_Task statement_: Transcribe the material word for word, but without the images.

_Information given_:
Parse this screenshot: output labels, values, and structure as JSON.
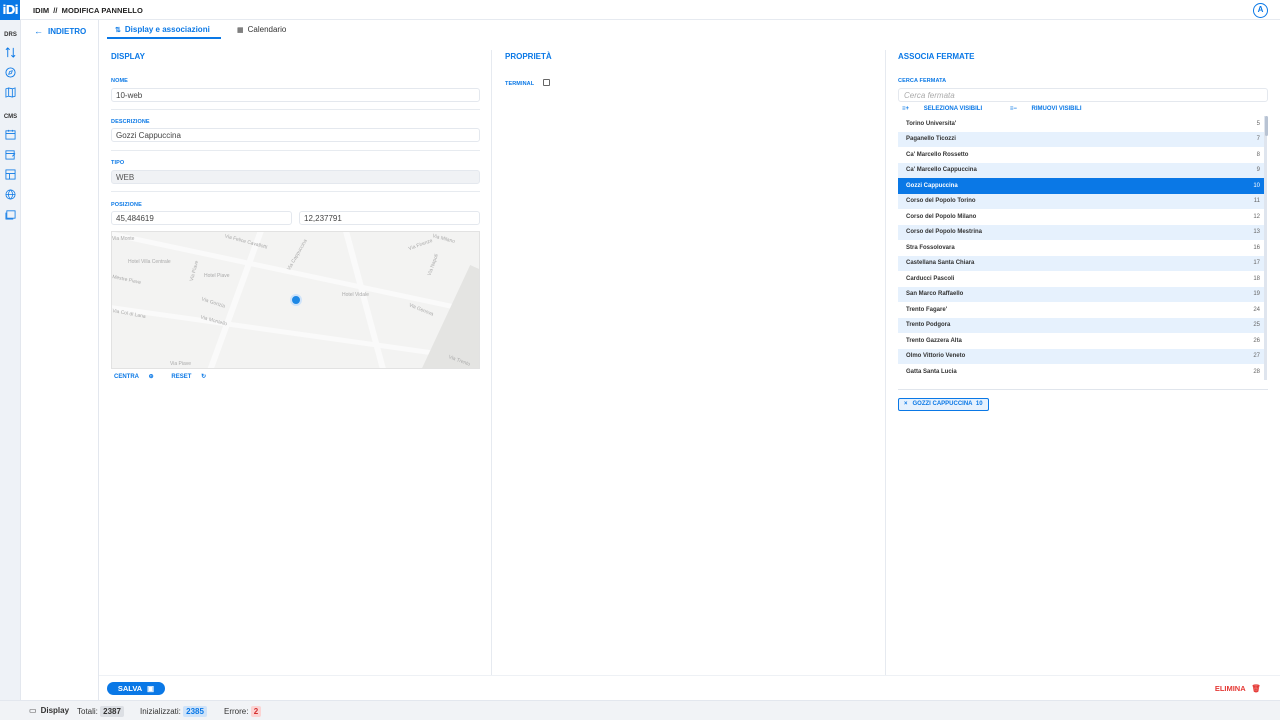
{
  "app": {
    "logo_text": "iDi",
    "breadcrumb_root": "IDIM",
    "breadcrumb_sep": "//",
    "breadcrumb_page": "MODIFICA PANNELLO",
    "avatar_initial": "A"
  },
  "rail": {
    "group1_label": "DRS",
    "group2_label": "CMS"
  },
  "nav": {
    "back_label": "INDIETRO"
  },
  "tabs": [
    {
      "label": "Display e associazioni",
      "icon": "sliders-icon",
      "active": true
    },
    {
      "label": "Calendario",
      "icon": "calendar-icon",
      "active": false
    }
  ],
  "display": {
    "title": "DISPLAY",
    "nome_label": "NOME",
    "nome_value": "10-web",
    "descrizione_label": "DESCRIZIONE",
    "descrizione_value": "Gozzi Cappuccina",
    "tipo_label": "TIPO",
    "tipo_value": "WEB",
    "posizione_label": "POSIZIONE",
    "lat_value": "45,484619",
    "lon_value": "12,237791",
    "centra_label": "CENTRA",
    "reset_label": "RESET"
  },
  "map": {
    "streets": [
      "Via Felice Cavallotti",
      "Via Cappuccina",
      "Via Piave",
      "Via Milano",
      "Via Firenze",
      "Via Napoli",
      "Hotel Villa Centrale",
      "Hotel Piave",
      "Mestre Piave",
      "Via Gorizia",
      "Via Monte",
      "Via Col di Lana",
      "Via Montello",
      "Hotel Vidale",
      "Via Genova",
      "Via Piave",
      "Via Trento"
    ]
  },
  "proprieta": {
    "title": "PROPRIETÀ",
    "terminal_label": "TERMINAL",
    "terminal_checked": false
  },
  "associa": {
    "title": "ASSOCIA FERMATE",
    "cerca_label": "CERCA FERMATA",
    "cerca_placeholder": "Cerca fermata",
    "seleziona_label": "SELEZIONA VISIBILI",
    "rimuovi_label": "RIMUOVI VISIBILI",
    "stops": [
      {
        "name": "Torino Universita'",
        "num": "5"
      },
      {
        "name": "Paganello Ticozzi",
        "num": "7"
      },
      {
        "name": "Ca' Marcello Rossetto",
        "num": "8"
      },
      {
        "name": "Ca' Marcello Cappuccina",
        "num": "9"
      },
      {
        "name": "Gozzi Cappuccina",
        "num": "10",
        "selected": true
      },
      {
        "name": "Corso del Popolo Torino",
        "num": "11"
      },
      {
        "name": "Corso del Popolo Milano",
        "num": "12"
      },
      {
        "name": "Corso del Popolo Mestrina",
        "num": "13"
      },
      {
        "name": "Stra Fossolovara",
        "num": "16"
      },
      {
        "name": "Castellana Santa Chiara",
        "num": "17"
      },
      {
        "name": "Carducci Pascoli",
        "num": "18"
      },
      {
        "name": "San Marco Raffaello",
        "num": "19"
      },
      {
        "name": "Trento Fagare'",
        "num": "24"
      },
      {
        "name": "Trento Podgora",
        "num": "25"
      },
      {
        "name": "Trento Gazzera Alta",
        "num": "26"
      },
      {
        "name": "Olmo Vittorio Veneto",
        "num": "27"
      },
      {
        "name": "Gatta Santa Lucia",
        "num": "28"
      }
    ],
    "chip_close": "×",
    "chip_label": "GOZZI CAPPUCCINA",
    "chip_num": "10"
  },
  "footer": {
    "save_label": "SALVA",
    "delete_label": "ELIMINA"
  },
  "status": {
    "display_label": "Display",
    "totali_label": "Totali:",
    "totali_value": "2387",
    "inizializzati_label": "Inizializzati:",
    "inizializzati_value": "2385",
    "errore_label": "Errore:",
    "errore_value": "2"
  },
  "colors": {
    "accent": "#0a78e6",
    "danger": "#e53935"
  }
}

_Task result_:
Parse this screenshot: output labels, values, and structure as JSON.
{
  "app": {
    "logo_text": "iDi",
    "breadcrumb_root": "IDIM",
    "breadcrumb_sep": "//",
    "breadcrumb_page": "MODIFICA PANNELLO",
    "avatar_initial": "A"
  },
  "rail": {
    "group1_label": "DRS",
    "group2_label": "CMS"
  },
  "nav": {
    "back_label": "INDIETRO"
  },
  "tabs": [
    {
      "label": "Display e associazioni",
      "icon": "sliders-icon",
      "active": true
    },
    {
      "label": "Calendario",
      "icon": "calendar-icon",
      "active": false
    }
  ],
  "display": {
    "title": "DISPLAY",
    "nome_label": "NOME",
    "nome_value": "10-web",
    "descrizione_label": "DESCRIZIONE",
    "descrizione_value": "Gozzi Cappuccina",
    "tipo_label": "TIPO",
    "tipo_value": "WEB",
    "posizione_label": "POSIZIONE",
    "lat_value": "45,484619",
    "lon_value": "12,237791",
    "centra_label": "CENTRA",
    "reset_label": "RESET"
  },
  "map": {
    "streets": [
      "Via Felice Cavallotti",
      "Via Cappuccina",
      "Via Piave",
      "Via Milano",
      "Via Firenze",
      "Via Napoli",
      "Hotel Villa Centrale",
      "Hotel Piave",
      "Mestre Piave",
      "Via Gorizia",
      "Via Monte",
      "Via Col di Lana",
      "Via Montello",
      "Hotel Vidale",
      "Via Genova",
      "Via Piave",
      "Via Trento"
    ]
  },
  "proprieta": {
    "title": "PROPRIETÀ",
    "terminal_label": "TERMINAL",
    "terminal_checked": false
  },
  "associa": {
    "title": "ASSOCIA FERMATE",
    "cerca_label": "CERCA FERMATA",
    "cerca_placeholder": "Cerca fermata",
    "seleziona_label": "SELEZIONA VISIBILI",
    "rimuovi_label": "RIMUOVI VISIBILI",
    "stops": [
      {
        "name": "Torino Universita'",
        "num": "5"
      },
      {
        "name": "Paganello Ticozzi",
        "num": "7"
      },
      {
        "name": "Ca' Marcello Rossetto",
        "num": "8"
      },
      {
        "name": "Ca' Marcello Cappuccina",
        "num": "9"
      },
      {
        "name": "Gozzi Cappuccina",
        "num": "10",
        "selected": true
      },
      {
        "name": "Corso del Popolo Torino",
        "num": "11"
      },
      {
        "name": "Corso del Popolo Milano",
        "num": "12"
      },
      {
        "name": "Corso del Popolo Mestrina",
        "num": "13"
      },
      {
        "name": "Stra Fossolovara",
        "num": "16"
      },
      {
        "name": "Castellana Santa Chiara",
        "num": "17"
      },
      {
        "name": "Carducci Pascoli",
        "num": "18"
      },
      {
        "name": "San Marco Raffaello",
        "num": "19"
      },
      {
        "name": "Trento Fagare'",
        "num": "24"
      },
      {
        "name": "Trento Podgora",
        "num": "25"
      },
      {
        "name": "Trento Gazzera Alta",
        "num": "26"
      },
      {
        "name": "Olmo Vittorio Veneto",
        "num": "27"
      },
      {
        "name": "Gatta Santa Lucia",
        "num": "28"
      }
    ],
    "chip_close": "×",
    "chip_label": "GOZZI CAPPUCCINA",
    "chip_num": "10"
  },
  "footer": {
    "save_label": "SALVA",
    "delete_label": "ELIMINA"
  },
  "status": {
    "display_label": "Display",
    "totali_label": "Totali:",
    "totali_value": "2387",
    "inizializzati_label": "Inizializzati:",
    "inizializzati_value": "2385",
    "errore_label": "Errore:",
    "errore_value": "2"
  },
  "colors": {
    "accent": "#0a78e6",
    "danger": "#e53935"
  }
}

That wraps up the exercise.